--- start Data ---

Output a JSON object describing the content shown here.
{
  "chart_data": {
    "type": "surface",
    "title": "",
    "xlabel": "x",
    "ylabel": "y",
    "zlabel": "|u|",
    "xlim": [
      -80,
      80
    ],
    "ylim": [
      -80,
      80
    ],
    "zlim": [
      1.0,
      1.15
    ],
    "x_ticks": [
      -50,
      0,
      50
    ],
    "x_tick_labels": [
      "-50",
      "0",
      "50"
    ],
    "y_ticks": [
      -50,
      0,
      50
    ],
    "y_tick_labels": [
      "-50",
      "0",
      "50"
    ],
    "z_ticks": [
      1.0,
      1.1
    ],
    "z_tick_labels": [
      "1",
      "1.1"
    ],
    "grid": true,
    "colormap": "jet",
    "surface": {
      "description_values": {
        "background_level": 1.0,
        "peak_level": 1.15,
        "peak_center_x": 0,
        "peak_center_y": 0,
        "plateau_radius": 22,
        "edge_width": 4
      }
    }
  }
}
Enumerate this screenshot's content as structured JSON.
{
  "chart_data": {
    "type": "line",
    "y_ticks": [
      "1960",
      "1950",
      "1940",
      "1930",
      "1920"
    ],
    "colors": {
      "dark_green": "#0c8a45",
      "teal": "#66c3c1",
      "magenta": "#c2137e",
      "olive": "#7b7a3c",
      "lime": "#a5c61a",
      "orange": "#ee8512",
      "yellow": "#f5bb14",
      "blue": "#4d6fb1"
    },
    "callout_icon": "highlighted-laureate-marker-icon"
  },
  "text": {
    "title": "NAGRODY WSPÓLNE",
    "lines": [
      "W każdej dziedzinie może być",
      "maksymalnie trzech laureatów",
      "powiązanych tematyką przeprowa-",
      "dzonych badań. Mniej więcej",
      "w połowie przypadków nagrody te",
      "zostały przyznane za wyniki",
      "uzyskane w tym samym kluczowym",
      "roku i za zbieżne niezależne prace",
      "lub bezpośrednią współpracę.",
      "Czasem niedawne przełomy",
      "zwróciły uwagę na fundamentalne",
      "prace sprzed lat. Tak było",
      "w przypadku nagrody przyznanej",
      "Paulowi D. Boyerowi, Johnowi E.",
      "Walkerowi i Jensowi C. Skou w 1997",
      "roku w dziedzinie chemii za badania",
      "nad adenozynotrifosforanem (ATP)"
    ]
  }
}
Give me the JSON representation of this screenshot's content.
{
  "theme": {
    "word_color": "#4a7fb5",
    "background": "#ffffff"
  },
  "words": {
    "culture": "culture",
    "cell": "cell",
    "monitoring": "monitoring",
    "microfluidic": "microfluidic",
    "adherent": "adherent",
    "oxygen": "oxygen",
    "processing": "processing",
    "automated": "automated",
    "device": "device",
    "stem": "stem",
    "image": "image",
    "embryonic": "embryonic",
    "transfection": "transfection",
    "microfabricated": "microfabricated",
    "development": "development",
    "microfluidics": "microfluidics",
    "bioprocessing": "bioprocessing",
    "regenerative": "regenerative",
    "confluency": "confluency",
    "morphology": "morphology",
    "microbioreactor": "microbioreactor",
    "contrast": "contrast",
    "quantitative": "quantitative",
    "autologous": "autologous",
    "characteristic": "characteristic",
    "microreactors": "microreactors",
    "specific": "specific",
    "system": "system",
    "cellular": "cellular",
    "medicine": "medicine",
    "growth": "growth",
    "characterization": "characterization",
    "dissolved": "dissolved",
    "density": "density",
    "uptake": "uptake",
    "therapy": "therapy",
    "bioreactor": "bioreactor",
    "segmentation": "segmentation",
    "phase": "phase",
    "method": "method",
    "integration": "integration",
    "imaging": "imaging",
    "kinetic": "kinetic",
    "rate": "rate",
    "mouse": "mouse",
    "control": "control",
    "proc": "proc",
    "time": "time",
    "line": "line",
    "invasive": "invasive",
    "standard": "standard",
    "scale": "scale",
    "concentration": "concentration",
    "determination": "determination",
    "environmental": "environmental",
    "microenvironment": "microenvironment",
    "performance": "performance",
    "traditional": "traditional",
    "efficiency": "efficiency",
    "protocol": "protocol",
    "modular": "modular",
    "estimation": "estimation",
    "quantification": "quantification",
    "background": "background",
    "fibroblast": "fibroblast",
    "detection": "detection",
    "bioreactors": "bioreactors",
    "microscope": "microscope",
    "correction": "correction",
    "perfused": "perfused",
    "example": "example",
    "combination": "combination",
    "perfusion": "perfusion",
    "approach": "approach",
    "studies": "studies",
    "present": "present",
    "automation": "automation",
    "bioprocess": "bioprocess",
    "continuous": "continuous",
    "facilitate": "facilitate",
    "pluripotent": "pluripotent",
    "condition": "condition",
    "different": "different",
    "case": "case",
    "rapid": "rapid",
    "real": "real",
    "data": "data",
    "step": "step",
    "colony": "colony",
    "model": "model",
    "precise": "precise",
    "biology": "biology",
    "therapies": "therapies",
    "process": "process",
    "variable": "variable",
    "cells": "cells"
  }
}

--- end Data ---

What is being asked » Your answer should be a single number: how many lines in the data above include "content"?

Answer to this exercise » 3